**Work to complete**
**1)** Answer these questions from the evaluation dataset guide:
(a) What is the maximum number of rows allowed in one evaluation dataset?
(b) Which two tools does it name for creating datasets from traces?
(c) Where is the domain expert feedback used in the second approach captured?
**2)** For each statement, say whether the evaluation dataset guide supports it, and quote the words that decide it:
(a) Customer Managed Keys can be used with evaluation datasets.
(b) A single dataset record can hold up to 20 expectations.
(c) Imported data must match the evaluation dataset schema or be transformed to match it.
**3)** Reproduce the stretch of the evaluation dataset guide from "Leverage feedback from" through "a labeling session.".
== Selected text ==
Step 2: Add records to your dataset

Approach 1: Create from existing traces

One of the most effective ways to build a relevant evaluation dataset is by curating examples directly from your application's historical interactions captured by MLflow Tracing. You can create datasets from traces using either the MLflow Monitoring UI or the SDK.

Using the UI

Follow the recording below to use the UI to add existing production traces to the dataset

trace

Using the SDK

Programmatically search for traces and then add them to the dataset. Refer to the query traces reference page for details on how to use filters in search_traces(). You can use filters to identify traces by success, failure, use in production, or other properties.

import mlflow

# 2. Search for traces
traces = mlflow.search_traces(
    filter_string="attributes.status = 'OK'",
    order_by=["attributes.timestamp_ms DESC"],
    tags.environment = 'production',
    max_results=10
)

print(f"Found {len(traces)} successful traces")

# 3. Add the traces to the evaluation dataset
eval_dataset = eval_dataset.merge_records(traces)
print(f"Added {len(traces)} records to evaluation dataset")

# Preview the dataset
df = eval_dataset.to_df()
print(f"\nDataset preview:")
print(f"Total records: {len(df)}")
print("\nSample record:")
sample = df.iloc[0]
print(f"Inputs: {sample['inputs']}")

Approach 2: Create from domain expert labels

Leverage feedback from domain experts captured in MLflow Labeling Sessions to enrich your evaluation datasets with ground truth labels. Before doing these steps, follow the collect domain expert feedback guide to create a labeling session.

import mlflow.genai.labeling as labeling

# Get a labeling sessions
all_sessions = labeling.get_labeling_sessions()
print(f"Found {len(all_sessions)} sessions")

for session in all_sessions:
    print(f"- {session.name} (ID: {session.labeling_session_id})")
    print(f"  Assigned users: {session.assigned_users}")

# Sync from the labeling session to the dataset

all_sessions[0].sync(dataset_name=f"{uc_schema}.{evaluation_dataset_table_name}")

Approach 3: Build from scratch or import existing

You can import an existing dataset or curate examples from scratch. Your data must match (or be transformed to match) the evaluation dataset schema.

# Define comprehensive test cases
evaluation_examples = [
    {
        "inputs": {"question": "What is MLflow?"},
        "expected": {
            "expected_response": "MLflow is an open source platform for managing the end-to-end machine learning lifecycle.",
            "expected_facts": [
                "open source platform",
                "manages ML lifecycle",
                "experiment tracking",
                "model deployment"
            ]
        },
    },
]

eval_dataset = eval_dataset.merge_records(evaluation_examples)

Approach 4: Seed using synthetic data

Generating synthetic data can expand your testing efforts by quickly creating diverse inputs and covering edge cases. See Synthesize evaluation sets.

Step 3: Update existing datasets

import mlflow.genai.datasets
import pandas as pd

# Load existing dataset
dataset = mlflow.genai.datasets.get_dataset(name="catalog.schema.eval_dataset")

# Add new test cases
new_cases = [
    {
        "inputs": {"question": "What are MLflow models?"},
        "expectations": {
            "expected_facts": ["model packaging", "deployment", "registry"],
            "min_response_length": 100
        }
    }
]

# Merge new cases
dataset = dataset.merge_records(new_cases)

Limitations

  • Customer Managed Keys (CMK) are not supported.
  • Maximum of 2,000 rows per evaluation dataset.
  • Maximum of 20 expectations per dataset record.

If you need any of these limitations relaxed for your use case, contact your Databricks representative.
===
== Source information ==
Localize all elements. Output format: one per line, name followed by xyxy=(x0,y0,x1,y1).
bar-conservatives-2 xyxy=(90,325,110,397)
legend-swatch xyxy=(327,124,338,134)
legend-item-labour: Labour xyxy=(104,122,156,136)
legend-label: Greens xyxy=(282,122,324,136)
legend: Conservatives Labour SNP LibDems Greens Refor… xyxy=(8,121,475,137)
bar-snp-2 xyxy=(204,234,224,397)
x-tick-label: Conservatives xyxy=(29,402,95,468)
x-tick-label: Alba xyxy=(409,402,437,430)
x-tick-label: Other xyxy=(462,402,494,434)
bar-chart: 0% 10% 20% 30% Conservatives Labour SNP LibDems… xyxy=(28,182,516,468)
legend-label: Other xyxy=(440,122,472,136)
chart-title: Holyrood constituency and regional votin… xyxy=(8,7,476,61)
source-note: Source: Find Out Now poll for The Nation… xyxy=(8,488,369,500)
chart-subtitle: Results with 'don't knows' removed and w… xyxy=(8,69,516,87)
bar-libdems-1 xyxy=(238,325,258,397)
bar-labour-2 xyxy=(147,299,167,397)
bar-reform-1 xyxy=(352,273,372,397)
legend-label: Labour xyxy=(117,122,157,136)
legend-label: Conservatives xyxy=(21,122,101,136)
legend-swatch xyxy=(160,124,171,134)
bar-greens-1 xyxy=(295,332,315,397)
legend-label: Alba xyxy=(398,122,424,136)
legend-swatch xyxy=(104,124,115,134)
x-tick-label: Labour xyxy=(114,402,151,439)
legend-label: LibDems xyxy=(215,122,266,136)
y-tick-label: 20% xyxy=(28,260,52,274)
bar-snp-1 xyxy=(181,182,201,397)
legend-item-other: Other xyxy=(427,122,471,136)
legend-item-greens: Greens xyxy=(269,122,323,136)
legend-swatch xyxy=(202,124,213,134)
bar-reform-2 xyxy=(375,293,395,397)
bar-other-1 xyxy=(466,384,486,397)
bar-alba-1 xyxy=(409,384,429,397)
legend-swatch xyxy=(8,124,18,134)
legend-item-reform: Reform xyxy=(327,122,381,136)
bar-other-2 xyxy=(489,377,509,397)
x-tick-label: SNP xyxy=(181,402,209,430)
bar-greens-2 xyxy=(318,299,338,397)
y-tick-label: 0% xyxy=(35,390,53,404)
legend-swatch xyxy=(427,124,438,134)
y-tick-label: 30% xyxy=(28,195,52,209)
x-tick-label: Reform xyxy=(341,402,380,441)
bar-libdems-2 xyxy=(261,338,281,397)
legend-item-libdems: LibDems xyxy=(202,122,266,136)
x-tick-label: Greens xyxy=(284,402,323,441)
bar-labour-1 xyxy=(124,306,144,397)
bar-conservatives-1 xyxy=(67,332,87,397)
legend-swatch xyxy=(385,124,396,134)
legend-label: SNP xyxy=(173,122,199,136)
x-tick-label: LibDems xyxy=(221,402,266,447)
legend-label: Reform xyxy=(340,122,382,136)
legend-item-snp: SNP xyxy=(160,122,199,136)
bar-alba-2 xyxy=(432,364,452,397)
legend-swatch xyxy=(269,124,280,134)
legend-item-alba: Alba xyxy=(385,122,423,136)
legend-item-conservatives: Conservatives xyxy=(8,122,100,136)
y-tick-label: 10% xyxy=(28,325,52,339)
===
**Task responses**
**1)**
(a) 2,000 rows.
(b) The MLflow Monitoring UI and the SDK.
(c) In MLflow Labeling Sessions.

**2)**
(a) No: "Customer Managed Keys (CMK) are not supported."
(b) Yes: "Maximum of 20 expectations per dataset record."
(c) Yes: "Your data must match (or be transformed to match) the evaluation dataset schema."

**3)**
Leverage feedback from domain experts captured in MLflow Labeling Sessions to enrich your evaluation datasets with ground truth labels. Before doing these steps, follow the collect domain expert feedback guide to create a labeling session.